» **Your instructions**
Can you reproduce every line of the material below word for word?

[Stored items]
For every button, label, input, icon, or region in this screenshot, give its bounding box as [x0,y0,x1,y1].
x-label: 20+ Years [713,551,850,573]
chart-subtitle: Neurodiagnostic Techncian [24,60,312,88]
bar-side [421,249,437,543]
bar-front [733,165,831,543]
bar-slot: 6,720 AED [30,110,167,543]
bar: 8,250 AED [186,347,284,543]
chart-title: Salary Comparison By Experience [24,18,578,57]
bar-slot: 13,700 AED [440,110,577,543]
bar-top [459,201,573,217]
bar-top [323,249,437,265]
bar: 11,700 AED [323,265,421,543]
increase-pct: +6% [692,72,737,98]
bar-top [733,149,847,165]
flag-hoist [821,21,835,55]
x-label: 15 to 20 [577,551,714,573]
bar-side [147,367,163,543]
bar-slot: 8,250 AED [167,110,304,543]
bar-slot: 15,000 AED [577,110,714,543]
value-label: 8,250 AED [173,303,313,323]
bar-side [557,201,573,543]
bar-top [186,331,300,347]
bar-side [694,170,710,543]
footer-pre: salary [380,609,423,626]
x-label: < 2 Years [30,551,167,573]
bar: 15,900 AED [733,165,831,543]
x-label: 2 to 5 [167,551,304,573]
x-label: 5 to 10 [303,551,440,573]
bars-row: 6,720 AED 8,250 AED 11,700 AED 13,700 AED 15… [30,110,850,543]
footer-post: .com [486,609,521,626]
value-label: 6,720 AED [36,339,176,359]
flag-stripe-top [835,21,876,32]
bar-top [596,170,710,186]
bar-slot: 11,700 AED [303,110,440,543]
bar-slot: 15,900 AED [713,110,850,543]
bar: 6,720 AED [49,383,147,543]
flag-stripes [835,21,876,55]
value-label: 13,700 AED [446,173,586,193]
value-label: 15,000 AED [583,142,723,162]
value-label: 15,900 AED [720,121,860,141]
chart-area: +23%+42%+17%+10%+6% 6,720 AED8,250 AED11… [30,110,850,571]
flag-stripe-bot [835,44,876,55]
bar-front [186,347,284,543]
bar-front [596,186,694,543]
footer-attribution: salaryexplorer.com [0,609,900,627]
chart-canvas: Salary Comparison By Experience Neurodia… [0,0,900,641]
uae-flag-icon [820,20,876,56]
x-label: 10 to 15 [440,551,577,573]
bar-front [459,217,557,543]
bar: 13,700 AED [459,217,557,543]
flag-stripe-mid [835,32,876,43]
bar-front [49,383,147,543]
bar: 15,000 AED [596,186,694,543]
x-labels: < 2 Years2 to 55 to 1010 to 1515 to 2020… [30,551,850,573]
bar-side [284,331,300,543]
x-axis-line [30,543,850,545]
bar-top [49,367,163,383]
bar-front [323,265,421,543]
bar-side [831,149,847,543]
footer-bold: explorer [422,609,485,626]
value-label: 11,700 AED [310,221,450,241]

» **Response**
For every button, label, input, icon, or region in this screenshot, give its bounding box as [x0,y0,x1,y1].
x-label: 20+ Years [713,551,850,573]
chart-subtitle: Neurodiagnostic Techncian [24,60,312,88]
bar-side [421,249,437,543]
bar-front [733,165,831,543]
bar-slot: 6,720 AED [30,110,167,543]
bar: 8,250 AED [186,347,284,543]
chart-title: Salary Comparison By Experience [24,18,578,57]
bar-slot: 13,700 AED [440,110,577,543]
bar-top [459,201,573,217]
bar-top [323,249,437,265]
bar: 11,700 AED [323,265,421,543]
increase-pct: +6% [692,72,737,98]
bar-top [733,149,847,165]
flag-hoist [821,21,835,55]
x-label: 15 to 20 [577,551,714,573]
bar-side [147,367,163,543]
bar-slot: 8,250 AED [167,110,304,543]
bar-slot: 15,000 AED [577,110,714,543]
value-label: 8,250 AED [173,303,313,323]
bar-side [557,201,573,543]
bar-top [186,331,300,347]
bar-side [694,170,710,543]
footer-pre: salary [380,609,423,626]
x-label: < 2 Years [30,551,167,573]
bar: 15,900 AED [733,165,831,543]
x-label: 2 to 5 [167,551,304,573]
x-label: 5 to 10 [303,551,440,573]
bars-row: 6,720 AED 8,250 AED 11,700 AED 13,700 AED 15… [30,110,850,543]
footer-post: .com [486,609,521,626]
value-label: 6,720 AED [36,339,176,359]
flag-stripe-top [835,21,876,32]
bar-top [596,170,710,186]
bar-slot: 11,700 AED [303,110,440,543]
bar-slot: 15,900 AED [713,110,850,543]
bar: 6,720 AED [49,383,147,543]
flag-stripes [835,21,876,55]
value-label: 13,700 AED [446,173,586,193]
value-label: 15,000 AED [583,142,723,162]
value-label: 15,900 AED [720,121,860,141]
chart-area: +23%+42%+17%+10%+6% 6,720 AED8,250 AED11… [30,110,850,571]
flag-stripe-bot [835,44,876,55]
bar-front [186,347,284,543]
bar-front [596,186,694,543]
footer-attribution: salaryexplorer.com [0,609,900,627]
chart-canvas: Salary Comparison By Experience Neurodia… [0,0,900,641]
uae-flag-icon [820,20,876,56]
x-label: 10 to 15 [440,551,577,573]
bar-front [459,217,557,543]
bar: 13,700 AED [459,217,557,543]
flag-stripe-mid [835,32,876,43]
bar-front [49,383,147,543]
bar: 15,000 AED [596,186,694,543]
x-labels: < 2 Years2 to 55 to 1010 to 1515 to 2020… [30,551,850,573]
bar-side [284,331,300,543]
x-axis-line [30,543,850,545]
bar-top [49,367,163,383]
bar-front [323,265,421,543]
bar-side [831,149,847,543]
footer-bold: explorer [422,609,485,626]
value-label: 11,700 AED [310,221,450,241]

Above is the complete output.